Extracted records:

•••••

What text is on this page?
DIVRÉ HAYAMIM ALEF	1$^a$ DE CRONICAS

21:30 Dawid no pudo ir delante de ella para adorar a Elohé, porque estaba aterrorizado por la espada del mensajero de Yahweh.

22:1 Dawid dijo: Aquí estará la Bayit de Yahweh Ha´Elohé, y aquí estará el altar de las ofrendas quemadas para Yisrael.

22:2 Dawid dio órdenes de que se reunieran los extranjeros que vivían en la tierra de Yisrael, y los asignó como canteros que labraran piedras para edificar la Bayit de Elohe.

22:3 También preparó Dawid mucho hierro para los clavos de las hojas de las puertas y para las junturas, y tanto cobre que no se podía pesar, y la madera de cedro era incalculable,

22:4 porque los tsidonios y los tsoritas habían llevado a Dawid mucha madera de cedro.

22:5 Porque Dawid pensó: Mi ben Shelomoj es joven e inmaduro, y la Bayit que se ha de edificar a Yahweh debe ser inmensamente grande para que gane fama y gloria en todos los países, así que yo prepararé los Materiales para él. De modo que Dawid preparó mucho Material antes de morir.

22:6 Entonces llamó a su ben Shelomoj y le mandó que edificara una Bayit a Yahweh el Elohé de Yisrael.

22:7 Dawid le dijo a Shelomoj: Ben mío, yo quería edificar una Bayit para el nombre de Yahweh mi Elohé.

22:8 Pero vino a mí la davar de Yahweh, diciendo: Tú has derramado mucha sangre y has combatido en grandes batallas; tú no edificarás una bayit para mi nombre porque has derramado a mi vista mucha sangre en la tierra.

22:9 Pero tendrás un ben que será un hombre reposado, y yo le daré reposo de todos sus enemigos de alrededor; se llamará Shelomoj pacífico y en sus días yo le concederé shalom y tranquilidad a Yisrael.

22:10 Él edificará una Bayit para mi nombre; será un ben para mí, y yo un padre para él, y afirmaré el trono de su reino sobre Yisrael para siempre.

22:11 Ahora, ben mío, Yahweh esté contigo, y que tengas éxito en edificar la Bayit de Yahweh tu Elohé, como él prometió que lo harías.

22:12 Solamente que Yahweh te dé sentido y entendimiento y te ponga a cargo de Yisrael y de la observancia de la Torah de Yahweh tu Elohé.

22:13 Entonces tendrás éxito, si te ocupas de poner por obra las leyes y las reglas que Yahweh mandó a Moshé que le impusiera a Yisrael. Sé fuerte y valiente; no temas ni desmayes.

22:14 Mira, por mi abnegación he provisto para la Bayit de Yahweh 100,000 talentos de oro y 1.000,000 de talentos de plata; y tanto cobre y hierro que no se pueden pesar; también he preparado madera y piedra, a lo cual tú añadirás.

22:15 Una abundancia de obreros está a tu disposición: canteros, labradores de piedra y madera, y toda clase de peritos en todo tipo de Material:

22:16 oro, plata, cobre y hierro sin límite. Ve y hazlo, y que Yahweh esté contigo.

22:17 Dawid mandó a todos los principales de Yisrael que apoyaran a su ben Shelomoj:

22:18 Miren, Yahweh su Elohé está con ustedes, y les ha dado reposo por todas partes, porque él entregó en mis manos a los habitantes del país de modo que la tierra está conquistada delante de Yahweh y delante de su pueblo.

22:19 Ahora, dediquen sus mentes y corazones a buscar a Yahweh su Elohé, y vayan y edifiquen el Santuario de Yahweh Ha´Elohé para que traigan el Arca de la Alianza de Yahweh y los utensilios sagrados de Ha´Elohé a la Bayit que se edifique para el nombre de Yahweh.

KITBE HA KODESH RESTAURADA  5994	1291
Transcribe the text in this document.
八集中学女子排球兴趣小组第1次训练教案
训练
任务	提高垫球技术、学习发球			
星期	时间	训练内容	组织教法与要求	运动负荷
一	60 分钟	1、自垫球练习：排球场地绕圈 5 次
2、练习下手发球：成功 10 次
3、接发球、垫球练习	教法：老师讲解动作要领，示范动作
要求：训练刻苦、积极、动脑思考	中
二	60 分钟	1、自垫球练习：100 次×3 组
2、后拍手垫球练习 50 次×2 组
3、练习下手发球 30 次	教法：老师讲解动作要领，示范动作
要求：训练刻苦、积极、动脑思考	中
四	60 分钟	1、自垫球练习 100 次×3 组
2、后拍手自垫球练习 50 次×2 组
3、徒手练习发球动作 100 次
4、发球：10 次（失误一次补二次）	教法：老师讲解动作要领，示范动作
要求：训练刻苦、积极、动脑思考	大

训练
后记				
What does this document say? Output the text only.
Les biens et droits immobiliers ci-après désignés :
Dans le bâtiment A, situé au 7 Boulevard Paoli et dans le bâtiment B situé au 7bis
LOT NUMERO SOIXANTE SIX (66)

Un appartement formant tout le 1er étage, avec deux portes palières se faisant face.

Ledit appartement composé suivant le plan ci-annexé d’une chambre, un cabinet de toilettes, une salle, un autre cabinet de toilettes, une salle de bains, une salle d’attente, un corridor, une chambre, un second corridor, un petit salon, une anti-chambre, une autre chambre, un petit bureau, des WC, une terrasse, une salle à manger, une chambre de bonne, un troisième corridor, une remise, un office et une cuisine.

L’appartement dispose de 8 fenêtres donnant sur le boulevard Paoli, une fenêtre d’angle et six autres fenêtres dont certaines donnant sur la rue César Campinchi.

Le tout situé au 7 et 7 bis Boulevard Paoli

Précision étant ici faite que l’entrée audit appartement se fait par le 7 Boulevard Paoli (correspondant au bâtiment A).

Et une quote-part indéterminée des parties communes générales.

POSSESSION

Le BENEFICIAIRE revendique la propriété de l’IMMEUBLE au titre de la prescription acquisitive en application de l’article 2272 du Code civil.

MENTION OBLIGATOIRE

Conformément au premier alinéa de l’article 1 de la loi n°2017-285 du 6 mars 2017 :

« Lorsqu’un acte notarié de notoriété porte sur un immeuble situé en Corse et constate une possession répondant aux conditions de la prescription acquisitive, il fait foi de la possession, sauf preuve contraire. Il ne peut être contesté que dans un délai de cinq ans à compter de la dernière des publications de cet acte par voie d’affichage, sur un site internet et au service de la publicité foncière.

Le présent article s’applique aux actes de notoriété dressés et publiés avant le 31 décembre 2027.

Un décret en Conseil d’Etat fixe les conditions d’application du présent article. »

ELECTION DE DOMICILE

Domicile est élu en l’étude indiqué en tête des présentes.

•••••

__Task brief__
Repeat the entries above exactly, leaving nothing out.

__Complete answer__
What text is on this page?
DIVRÉ HAYAMIM ALEF	1$^a$ DE CRONICAS

21:30 Dawid no pudo ir delante de ella para adorar a Elohé, porque estaba aterrorizado por la espada del mensajero de Yahweh.

22:1 Dawid dijo: Aquí estará la Bayit de Yahweh Ha´Elohé, y aquí estará el altar de las ofrendas quemadas para Yisrael.

22:2 Dawid dio órdenes de que se reunieran los extranjeros que vivían en la tierra de Yisrael, y los asignó como canteros que labraran piedras para edificar la Bayit de Elohe.

22:3 También preparó Dawid mucho hierro para los clavos de las hojas de las puertas y para las junturas, y tanto cobre que no se podía pesar, y la madera de cedro era incalculable,

22:4 porque los tsidonios y los tsoritas habían llevado a Dawid mucha madera de cedro.

22:5 Porque Dawid pensó: Mi ben Shelomoj es joven e inmaduro, y la Bayit que se ha de edificar a Yahweh debe ser inmensamente grande para que gane fama y gloria en todos los países, así que yo prepararé los Materiales para él. De modo que Dawid preparó mucho Material antes de morir.

22:6 Entonces llamó a su ben Shelomoj y le mandó que edificara una Bayit a Yahweh el Elohé de Yisrael.

22:7 Dawid le dijo a Shelomoj: Ben mío, yo quería edificar una Bayit para el nombre de Yahweh mi Elohé.

22:8 Pero vino a mí la davar de Yahweh, diciendo: Tú has derramado mucha sangre y has combatido en grandes batallas; tú no edificarás una bayit para mi nombre porque has derramado a mi vista mucha sangre en la tierra.

22:9 Pero tendrás un ben que será un hombre reposado, y yo le daré reposo de todos sus enemigos de alrededor; se llamará Shelomoj pacífico y en sus días yo le concederé shalom y tranquilidad a Yisrael.

22:10 Él edificará una Bayit para mi nombre; será un ben para mí, y yo un padre para él, y afirmaré el trono de su reino sobre Yisrael para siempre.

22:11 Ahora, ben mío, Yahweh esté contigo, y que tengas éxito en edificar la Bayit de Yahweh tu Elohé, como él prometió que lo harías.

22:12 Solamente que Yahweh te dé sentido y entendimiento y te ponga a cargo de Yisrael y de la observancia de la Torah de Yahweh tu Elohé.

22:13 Entonces tendrás éxito, si te ocupas de poner por obra las leyes y las reglas que Yahweh mandó a Moshé que le impusiera a Yisrael. Sé fuerte y valiente; no temas ni desmayes.

22:14 Mira, por mi abnegación he provisto para la Bayit de Yahweh 100,000 talentos de oro y 1.000,000 de talentos de plata; y tanto cobre y hierro que no se pueden pesar; también he preparado madera y piedra, a lo cual tú añadirás.

22:15 Una abundancia de obreros está a tu disposición: canteros, labradores de piedra y madera, y toda clase de peritos en todo tipo de Material:

22:16 oro, plata, cobre y hierro sin límite. Ve y hazlo, y que Yahweh esté contigo.

22:17 Dawid mandó a todos los principales de Yisrael que apoyaran a su ben Shelomoj:

22:18 Miren, Yahweh su Elohé está con ustedes, y les ha dado reposo por todas partes, porque él entregó en mis manos a los habitantes del país de modo que la tierra está conquistada delante de Yahweh y delante de su pueblo.

22:19 Ahora, dediquen sus mentes y corazones a buscar a Yahweh su Elohé, y vayan y edifiquen el Santuario de Yahweh Ha´Elohé para que traigan el Arca de la Alianza de Yahweh y los utensilios sagrados de Ha´Elohé a la Bayit que se edifique para el nombre de Yahweh.

KITBE HA KODESH RESTAURADA  5994	1291
Transcribe the text in this document.
八集中学女子排球兴趣小组第1次训练教案
训练
任务	提高垫球技术、学习发球			
星期	时间	训练内容	组织教法与要求	运动负荷
一	60 分钟	1、自垫球练习：排球场地绕圈 5 次
2、练习下手发球：成功 10 次
3、接发球、垫球练习	教法：老师讲解动作要领，示范动作
要求：训练刻苦、积极、动脑思考	中
二	60 分钟	1、自垫球练习：100 次×3 组
2、后拍手垫球练习 50 次×2 组
3、练习下手发球 30 次	教法：老师讲解动作要领，示范动作
要求：训练刻苦、积极、动脑思考	中
四	60 分钟	1、自垫球练习 100 次×3 组
2、后拍手自垫球练习 50 次×2 组
3、徒手练习发球动作 100 次
4、发球：10 次（失误一次补二次）	教法：老师讲解动作要领，示范动作
要求：训练刻苦、积极、动脑思考	大

训练
后记				
What does this document say? Output the text only.
Les biens et droits immobiliers ci-après désignés :
Dans le bâtiment A, situé au 7 Boulevard Paoli et dans le bâtiment B situé au 7bis
LOT NUMERO SOIXANTE SIX (66)

Un appartement formant tout le 1er étage, avec deux portes palières se faisant face.

Ledit appartement composé suivant le plan ci-annexé d’une chambre, un cabinet de toilettes, une salle, un autre cabinet de toilettes, une salle de bains, une salle d’attente, un corridor, une chambre, un second corridor, un petit salon, une anti-chambre, une autre chambre, un petit bureau, des WC, une terrasse, une salle à manger, une chambre de bonne, un troisième corridor, une remise, un office et une cuisine.

L’appartement dispose de 8 fenêtres donnant sur le boulevard Paoli, une fenêtre d’angle et six autres fenêtres dont certaines donnant sur la rue César Campinchi.

Le tout situé au 7 et 7 bis Boulevard Paoli

Précision étant ici faite que l’entrée audit appartement se fait par le 7 Boulevard Paoli (correspondant au bâtiment A).

Et une quote-part indéterminée des parties communes générales.

POSSESSION

Le BENEFICIAIRE revendique la propriété de l’IMMEUBLE au titre de la prescription acquisitive en application de l’article 2272 du Code civil.

MENTION OBLIGATOIRE

Conformément au premier alinéa de l’article 1 de la loi n°2017-285 du 6 mars 2017 :

« Lorsqu’un acte notarié de notoriété porte sur un immeuble situé en Corse et constate une possession répondant aux conditions de la prescription acquisitive, il fait foi de la possession, sauf preuve contraire. Il ne peut être contesté que dans un délai de cinq ans à compter de la dernière des publications de cet acte par voie d’affichage, sur un site internet et au service de la publicité foncière.

Le présent article s’applique aux actes de notoriété dressés et publiés avant le 31 décembre 2027.

Un décret en Conseil d’Etat fixe les conditions d’application du présent article. »

ELECTION DE DOMICILE

Domicile est élu en l’étude indiqué en tête des présentes.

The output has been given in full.